- _TASK DESCRIPTION_:
Work out the number of lines containing "front". Answer with nothing but that number.

(Items from a figure collection)

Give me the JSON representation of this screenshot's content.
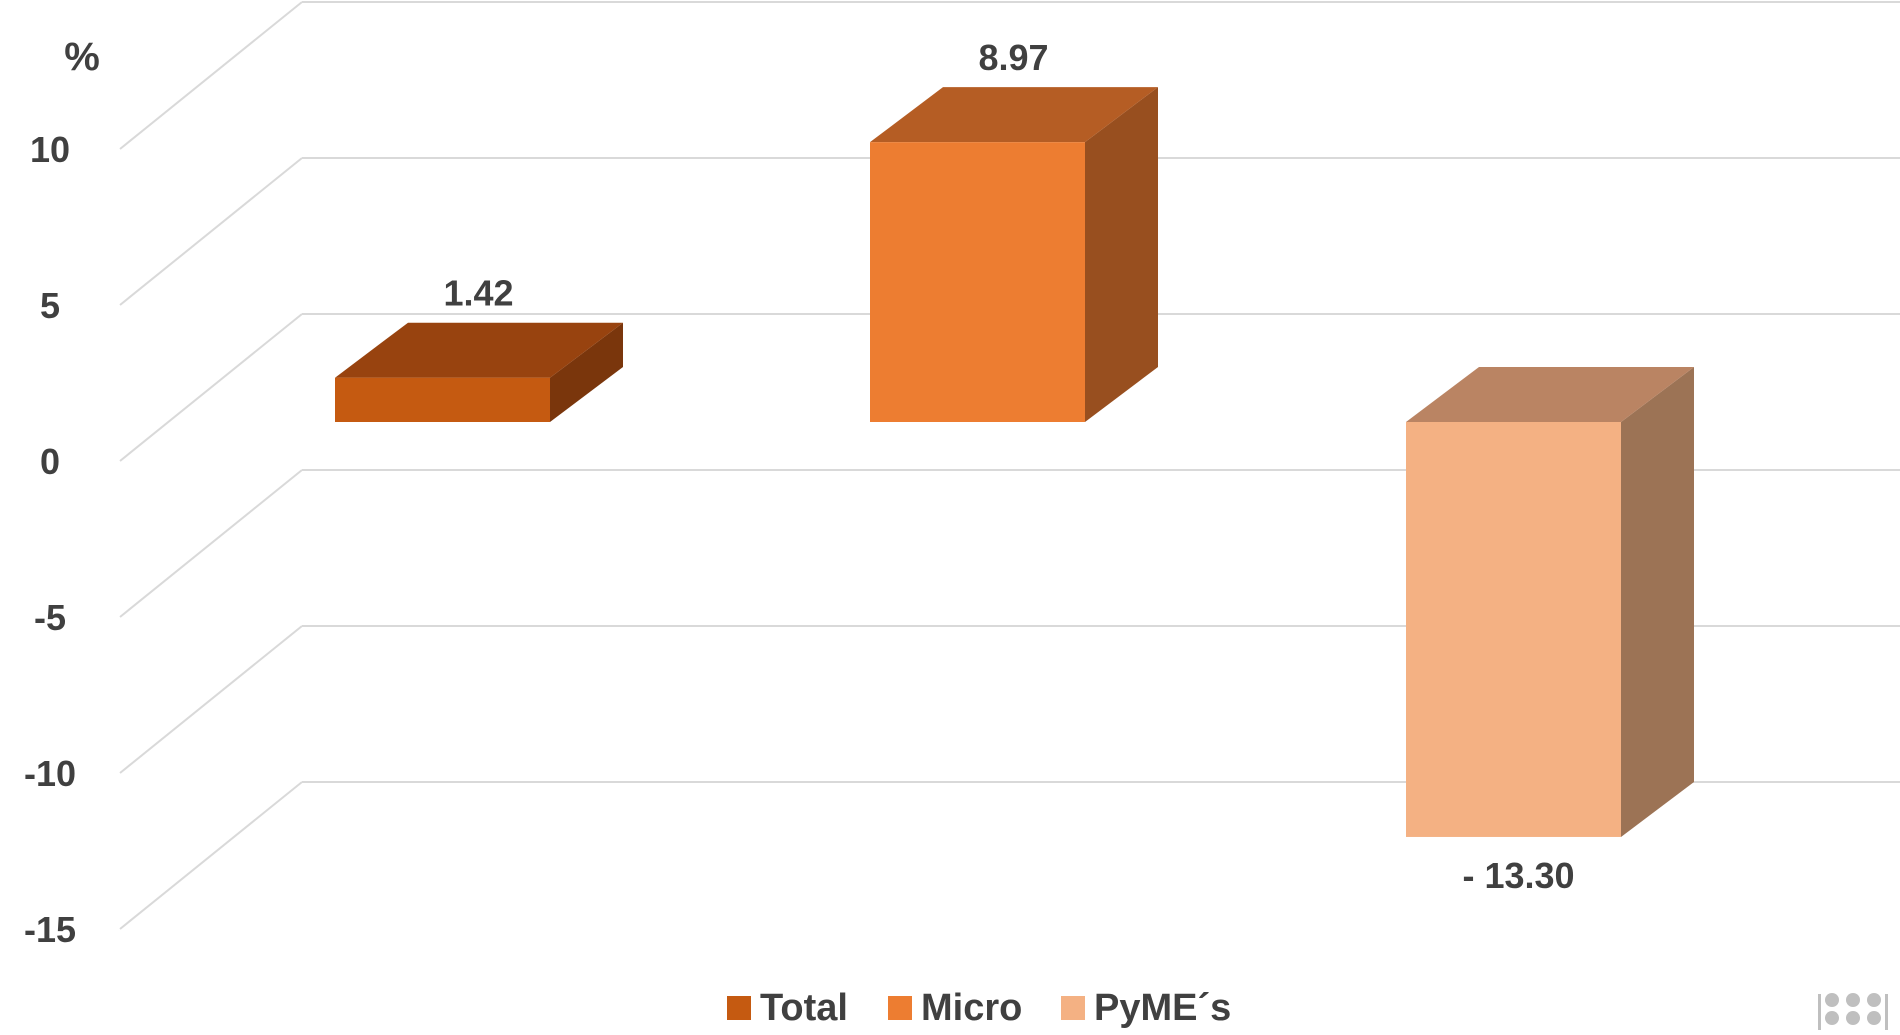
{
  "chart_data": {
    "type": "bar",
    "ylabel": "%",
    "ylim": [
      -15,
      10
    ],
    "yticks": [
      10,
      5,
      0,
      -5,
      -10,
      -15
    ],
    "grid": true,
    "legend_position": "bottom",
    "series": [
      {
        "name": "Total",
        "value": 1.42,
        "label": "1.42",
        "colors": {
          "front": "#C55A11",
          "top": "#98430F",
          "side": "#7A360C"
        }
      },
      {
        "name": "Micro",
        "value": 8.97,
        "label": "8.97",
        "colors": {
          "front": "#ED7D31",
          "top": "#B55D24",
          "side": "#984F1F"
        }
      },
      {
        "name": "PyME´s",
        "value": -13.3,
        "label": "-  13.30",
        "colors": {
          "front": "#F4B183",
          "top": "#BA8463",
          "side": "#9C7355"
        }
      }
    ],
    "colors": {
      "grid": "#D9D9D9",
      "text": "#404040"
    }
  }
}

- _PROBLEM SOLUTION_:
3